| Exercise requirements |
Identify all lines in the data containing the string "keyword". Copy them out.

| Working data |
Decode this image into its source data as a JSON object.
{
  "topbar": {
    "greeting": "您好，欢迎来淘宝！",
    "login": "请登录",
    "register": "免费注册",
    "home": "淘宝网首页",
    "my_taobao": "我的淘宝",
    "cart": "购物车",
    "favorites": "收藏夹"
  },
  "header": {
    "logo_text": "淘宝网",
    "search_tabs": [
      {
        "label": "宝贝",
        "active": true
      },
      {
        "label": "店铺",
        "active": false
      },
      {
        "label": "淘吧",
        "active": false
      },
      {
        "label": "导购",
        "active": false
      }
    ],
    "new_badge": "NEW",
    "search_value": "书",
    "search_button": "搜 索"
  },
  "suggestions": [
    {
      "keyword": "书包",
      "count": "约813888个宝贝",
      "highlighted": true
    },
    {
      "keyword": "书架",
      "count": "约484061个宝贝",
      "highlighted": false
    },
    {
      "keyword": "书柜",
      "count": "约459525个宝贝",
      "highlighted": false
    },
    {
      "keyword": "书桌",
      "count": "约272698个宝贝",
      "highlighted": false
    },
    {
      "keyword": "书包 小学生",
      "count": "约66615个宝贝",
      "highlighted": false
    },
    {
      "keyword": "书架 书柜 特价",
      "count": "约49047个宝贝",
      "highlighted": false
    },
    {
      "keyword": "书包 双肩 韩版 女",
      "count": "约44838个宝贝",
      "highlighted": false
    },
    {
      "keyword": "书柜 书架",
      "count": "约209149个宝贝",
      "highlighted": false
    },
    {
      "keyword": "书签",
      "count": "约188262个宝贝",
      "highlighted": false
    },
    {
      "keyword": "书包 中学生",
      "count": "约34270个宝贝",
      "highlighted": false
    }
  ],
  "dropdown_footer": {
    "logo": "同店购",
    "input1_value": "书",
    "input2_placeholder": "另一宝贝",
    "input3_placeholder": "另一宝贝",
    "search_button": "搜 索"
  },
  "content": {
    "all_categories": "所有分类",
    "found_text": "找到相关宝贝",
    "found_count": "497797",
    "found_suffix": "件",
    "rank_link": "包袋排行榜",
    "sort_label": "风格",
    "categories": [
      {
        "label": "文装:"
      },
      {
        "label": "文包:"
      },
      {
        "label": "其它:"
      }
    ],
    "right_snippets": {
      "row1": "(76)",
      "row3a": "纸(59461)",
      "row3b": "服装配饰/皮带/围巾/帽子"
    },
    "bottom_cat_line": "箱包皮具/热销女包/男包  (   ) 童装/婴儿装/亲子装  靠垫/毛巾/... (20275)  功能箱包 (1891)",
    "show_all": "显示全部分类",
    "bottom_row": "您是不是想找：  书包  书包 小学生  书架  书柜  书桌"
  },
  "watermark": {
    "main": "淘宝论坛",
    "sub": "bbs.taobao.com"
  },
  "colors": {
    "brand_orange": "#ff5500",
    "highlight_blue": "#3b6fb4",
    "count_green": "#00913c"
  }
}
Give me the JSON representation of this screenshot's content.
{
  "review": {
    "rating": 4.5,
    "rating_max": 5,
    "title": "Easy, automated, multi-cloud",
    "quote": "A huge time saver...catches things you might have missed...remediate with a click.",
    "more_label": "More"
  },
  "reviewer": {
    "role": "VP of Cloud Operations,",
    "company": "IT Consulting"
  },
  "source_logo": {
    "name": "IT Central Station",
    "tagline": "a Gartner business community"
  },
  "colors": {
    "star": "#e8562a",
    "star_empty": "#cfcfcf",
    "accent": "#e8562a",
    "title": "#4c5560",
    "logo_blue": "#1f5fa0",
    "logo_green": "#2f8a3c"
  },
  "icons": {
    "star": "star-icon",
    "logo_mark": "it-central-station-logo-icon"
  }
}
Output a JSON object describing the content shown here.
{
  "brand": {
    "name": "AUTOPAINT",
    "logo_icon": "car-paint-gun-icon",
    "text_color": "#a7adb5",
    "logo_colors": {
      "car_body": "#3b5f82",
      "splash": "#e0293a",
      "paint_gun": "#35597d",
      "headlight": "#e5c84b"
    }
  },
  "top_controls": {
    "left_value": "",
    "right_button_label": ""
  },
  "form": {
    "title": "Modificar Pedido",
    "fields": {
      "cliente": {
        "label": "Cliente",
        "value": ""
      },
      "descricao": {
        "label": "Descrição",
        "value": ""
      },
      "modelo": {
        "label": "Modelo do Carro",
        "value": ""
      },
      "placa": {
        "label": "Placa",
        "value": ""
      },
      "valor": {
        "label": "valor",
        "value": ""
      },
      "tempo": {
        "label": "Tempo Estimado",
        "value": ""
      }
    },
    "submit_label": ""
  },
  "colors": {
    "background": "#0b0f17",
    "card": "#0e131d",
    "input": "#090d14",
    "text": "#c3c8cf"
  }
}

| Complete output |
      "keyword": "书包",
      "keyword": "书架",
      "keyword": "书柜",
      "keyword": "书桌",
      "keyword": "书包 小学生",
      "keyword": "书架 书柜 特价",
      "keyword": "书包 双肩 韩版 女",
      "keyword": "书柜 书架",
      "keyword": "书签",
      "keyword": "书包 中学生",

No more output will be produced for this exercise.